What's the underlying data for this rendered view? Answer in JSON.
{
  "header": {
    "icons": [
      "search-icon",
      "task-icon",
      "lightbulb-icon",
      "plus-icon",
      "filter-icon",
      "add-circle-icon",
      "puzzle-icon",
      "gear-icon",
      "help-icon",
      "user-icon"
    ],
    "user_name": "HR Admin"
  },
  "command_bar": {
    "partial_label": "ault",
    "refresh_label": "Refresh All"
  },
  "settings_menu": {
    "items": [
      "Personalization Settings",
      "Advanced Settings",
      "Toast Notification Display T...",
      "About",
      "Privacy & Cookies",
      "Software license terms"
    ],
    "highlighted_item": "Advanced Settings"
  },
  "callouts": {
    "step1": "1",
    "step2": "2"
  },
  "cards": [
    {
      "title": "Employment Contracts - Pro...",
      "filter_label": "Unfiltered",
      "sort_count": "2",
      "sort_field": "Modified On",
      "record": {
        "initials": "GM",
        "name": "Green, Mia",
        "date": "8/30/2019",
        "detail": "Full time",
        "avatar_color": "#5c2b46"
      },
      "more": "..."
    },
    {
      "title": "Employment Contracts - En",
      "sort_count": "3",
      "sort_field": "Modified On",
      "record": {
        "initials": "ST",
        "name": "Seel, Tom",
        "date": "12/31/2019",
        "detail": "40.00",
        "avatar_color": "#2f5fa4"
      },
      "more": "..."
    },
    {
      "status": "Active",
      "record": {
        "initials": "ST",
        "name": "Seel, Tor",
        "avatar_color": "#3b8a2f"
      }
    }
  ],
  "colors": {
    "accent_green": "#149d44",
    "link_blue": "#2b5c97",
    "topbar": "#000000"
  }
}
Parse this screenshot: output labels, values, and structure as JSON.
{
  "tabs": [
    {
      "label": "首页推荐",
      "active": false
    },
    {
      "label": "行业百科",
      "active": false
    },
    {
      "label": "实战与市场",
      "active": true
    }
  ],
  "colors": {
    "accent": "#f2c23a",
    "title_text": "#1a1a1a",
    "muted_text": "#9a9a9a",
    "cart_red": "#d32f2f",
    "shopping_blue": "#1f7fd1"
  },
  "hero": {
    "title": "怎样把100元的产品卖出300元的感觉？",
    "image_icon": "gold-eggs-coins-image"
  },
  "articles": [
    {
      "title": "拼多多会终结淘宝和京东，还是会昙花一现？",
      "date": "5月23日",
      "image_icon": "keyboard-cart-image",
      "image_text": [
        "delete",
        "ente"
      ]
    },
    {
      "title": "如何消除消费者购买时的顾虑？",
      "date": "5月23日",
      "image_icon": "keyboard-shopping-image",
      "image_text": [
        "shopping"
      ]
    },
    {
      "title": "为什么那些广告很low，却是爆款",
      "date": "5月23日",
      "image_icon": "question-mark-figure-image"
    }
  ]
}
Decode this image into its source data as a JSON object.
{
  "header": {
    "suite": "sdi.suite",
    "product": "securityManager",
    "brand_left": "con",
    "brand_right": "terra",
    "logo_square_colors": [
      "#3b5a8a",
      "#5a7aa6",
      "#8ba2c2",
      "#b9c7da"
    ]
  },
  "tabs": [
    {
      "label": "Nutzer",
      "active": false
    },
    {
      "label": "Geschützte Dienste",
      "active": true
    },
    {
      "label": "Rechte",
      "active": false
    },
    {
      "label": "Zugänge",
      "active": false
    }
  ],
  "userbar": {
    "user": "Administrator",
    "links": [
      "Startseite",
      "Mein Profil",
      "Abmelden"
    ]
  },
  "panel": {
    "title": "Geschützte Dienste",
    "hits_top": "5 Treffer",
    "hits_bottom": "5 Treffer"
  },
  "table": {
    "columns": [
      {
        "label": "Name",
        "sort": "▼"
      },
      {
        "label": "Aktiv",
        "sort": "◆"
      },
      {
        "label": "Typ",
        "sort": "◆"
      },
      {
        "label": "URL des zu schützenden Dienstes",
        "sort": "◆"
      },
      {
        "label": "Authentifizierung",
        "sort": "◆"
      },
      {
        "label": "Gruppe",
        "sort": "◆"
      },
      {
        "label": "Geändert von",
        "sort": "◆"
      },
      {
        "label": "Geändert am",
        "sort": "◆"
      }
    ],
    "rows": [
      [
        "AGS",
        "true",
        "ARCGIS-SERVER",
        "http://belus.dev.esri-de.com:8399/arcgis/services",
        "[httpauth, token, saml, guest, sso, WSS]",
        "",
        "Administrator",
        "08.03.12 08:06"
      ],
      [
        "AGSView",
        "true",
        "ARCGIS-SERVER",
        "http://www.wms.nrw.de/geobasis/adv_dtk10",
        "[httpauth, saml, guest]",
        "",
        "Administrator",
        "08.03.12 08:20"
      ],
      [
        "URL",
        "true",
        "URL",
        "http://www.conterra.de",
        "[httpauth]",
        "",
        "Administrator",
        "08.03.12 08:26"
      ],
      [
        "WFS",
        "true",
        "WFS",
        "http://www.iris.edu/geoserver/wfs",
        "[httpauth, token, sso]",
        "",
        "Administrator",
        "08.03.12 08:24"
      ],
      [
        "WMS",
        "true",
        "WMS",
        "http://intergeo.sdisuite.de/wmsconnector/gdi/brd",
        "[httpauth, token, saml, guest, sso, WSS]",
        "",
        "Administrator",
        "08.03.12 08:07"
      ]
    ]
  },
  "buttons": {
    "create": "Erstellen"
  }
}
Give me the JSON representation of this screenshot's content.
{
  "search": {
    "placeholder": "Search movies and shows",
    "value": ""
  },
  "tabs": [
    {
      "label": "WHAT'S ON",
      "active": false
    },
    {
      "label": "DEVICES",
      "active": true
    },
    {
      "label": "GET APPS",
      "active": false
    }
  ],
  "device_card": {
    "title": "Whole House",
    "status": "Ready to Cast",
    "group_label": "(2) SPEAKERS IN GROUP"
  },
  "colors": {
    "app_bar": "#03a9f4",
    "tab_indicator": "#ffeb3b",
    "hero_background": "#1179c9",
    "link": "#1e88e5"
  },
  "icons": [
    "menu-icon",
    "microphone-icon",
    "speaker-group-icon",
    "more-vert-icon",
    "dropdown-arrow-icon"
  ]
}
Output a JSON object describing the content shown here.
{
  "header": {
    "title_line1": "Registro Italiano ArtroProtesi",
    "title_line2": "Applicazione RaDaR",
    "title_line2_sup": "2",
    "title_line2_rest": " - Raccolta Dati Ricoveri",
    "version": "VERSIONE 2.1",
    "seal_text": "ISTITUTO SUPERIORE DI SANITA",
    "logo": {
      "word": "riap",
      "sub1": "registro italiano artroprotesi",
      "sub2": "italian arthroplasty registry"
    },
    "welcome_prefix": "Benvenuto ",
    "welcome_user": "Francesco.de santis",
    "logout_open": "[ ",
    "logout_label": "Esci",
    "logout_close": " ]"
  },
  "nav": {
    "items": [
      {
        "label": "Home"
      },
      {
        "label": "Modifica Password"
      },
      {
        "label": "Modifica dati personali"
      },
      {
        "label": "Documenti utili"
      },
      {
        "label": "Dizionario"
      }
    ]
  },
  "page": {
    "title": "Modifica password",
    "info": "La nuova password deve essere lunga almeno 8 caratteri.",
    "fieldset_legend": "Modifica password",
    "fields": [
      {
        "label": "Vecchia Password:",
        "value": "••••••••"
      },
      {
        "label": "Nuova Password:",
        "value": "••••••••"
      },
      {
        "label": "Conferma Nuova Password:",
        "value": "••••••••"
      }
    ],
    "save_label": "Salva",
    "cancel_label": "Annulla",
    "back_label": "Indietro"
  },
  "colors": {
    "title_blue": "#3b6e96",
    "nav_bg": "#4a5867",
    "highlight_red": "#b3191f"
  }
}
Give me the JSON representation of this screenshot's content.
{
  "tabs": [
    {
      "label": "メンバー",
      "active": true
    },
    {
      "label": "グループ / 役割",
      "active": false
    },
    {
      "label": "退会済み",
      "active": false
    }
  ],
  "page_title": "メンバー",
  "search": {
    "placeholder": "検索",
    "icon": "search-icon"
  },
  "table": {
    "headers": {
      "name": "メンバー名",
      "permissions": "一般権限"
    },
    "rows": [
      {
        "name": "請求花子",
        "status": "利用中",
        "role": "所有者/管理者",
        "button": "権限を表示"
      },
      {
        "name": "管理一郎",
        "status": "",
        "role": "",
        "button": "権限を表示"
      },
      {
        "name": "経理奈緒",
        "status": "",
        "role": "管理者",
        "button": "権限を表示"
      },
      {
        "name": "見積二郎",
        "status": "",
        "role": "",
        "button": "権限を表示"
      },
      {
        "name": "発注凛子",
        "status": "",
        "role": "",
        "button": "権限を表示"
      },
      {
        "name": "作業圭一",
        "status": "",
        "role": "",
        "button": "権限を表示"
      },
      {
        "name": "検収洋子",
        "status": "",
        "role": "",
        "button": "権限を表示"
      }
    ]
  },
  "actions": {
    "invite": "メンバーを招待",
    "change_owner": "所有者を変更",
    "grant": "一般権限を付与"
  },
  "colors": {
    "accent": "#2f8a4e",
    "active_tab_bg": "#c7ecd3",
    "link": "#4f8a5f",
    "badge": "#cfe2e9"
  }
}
════════════════
(To do) Find the lines with the string "Geändert" and reproduce them.

(Output of the task)
        "label": "Geändert von",
        "label": "Geändert am",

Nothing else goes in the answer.